_The task_
Examine the records and identify each line that includes the string "Time". Copy those lines.

_Data listing_
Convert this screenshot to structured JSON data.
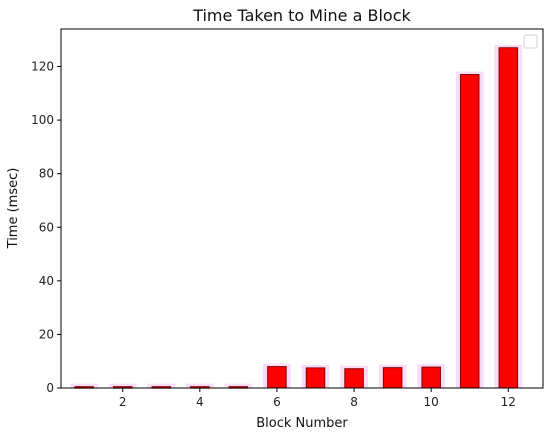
{
  "chart_data": {
    "type": "bar",
    "title": "Time Taken to Mine a Block",
    "xlabel": "Block Number",
    "ylabel": "Time (msec)",
    "x": [
      1,
      2,
      3,
      4,
      5,
      6,
      7,
      8,
      9,
      10,
      11,
      12
    ],
    "values": [
      0.5,
      0.5,
      0.5,
      0.5,
      0.5,
      8,
      7.5,
      7.2,
      7.6,
      7.8,
      117,
      127
    ],
    "xlim": [
      0.4,
      12.9
    ],
    "ylim": [
      0,
      134
    ],
    "xticks": [
      2,
      4,
      6,
      8,
      10,
      12
    ],
    "yticks": [
      0,
      20,
      40,
      60,
      80,
      100,
      120
    ],
    "bar_color": "#ff0000",
    "bar_edge_color": "#8b0000",
    "glow_color": "#f7ddf7",
    "grid": false,
    "legend": "top-right",
    "legend_entries": []
  }
}
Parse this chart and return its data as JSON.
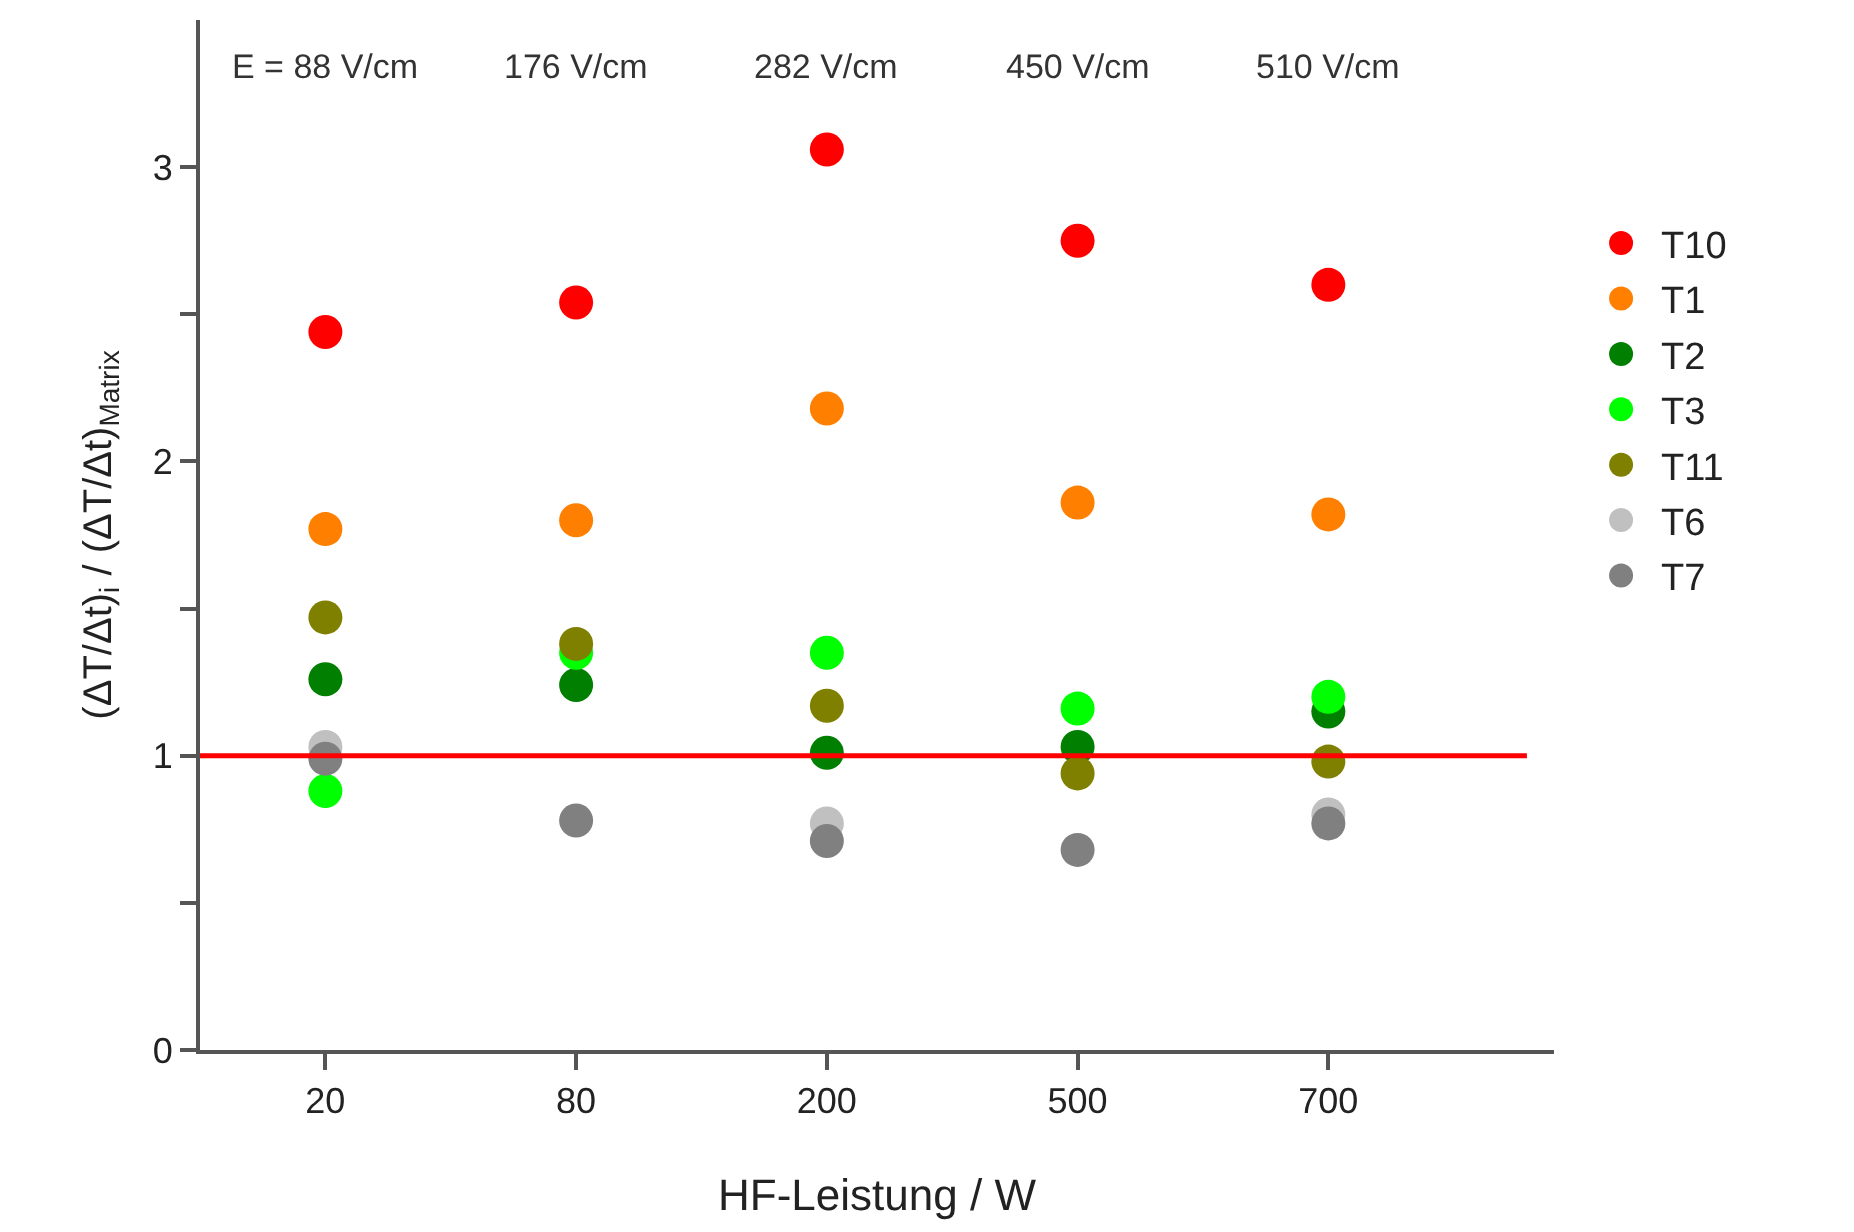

_Solution for this task_
    "title": "Time Taken to Mine a Block",
    "ylabel": "Time (msec)",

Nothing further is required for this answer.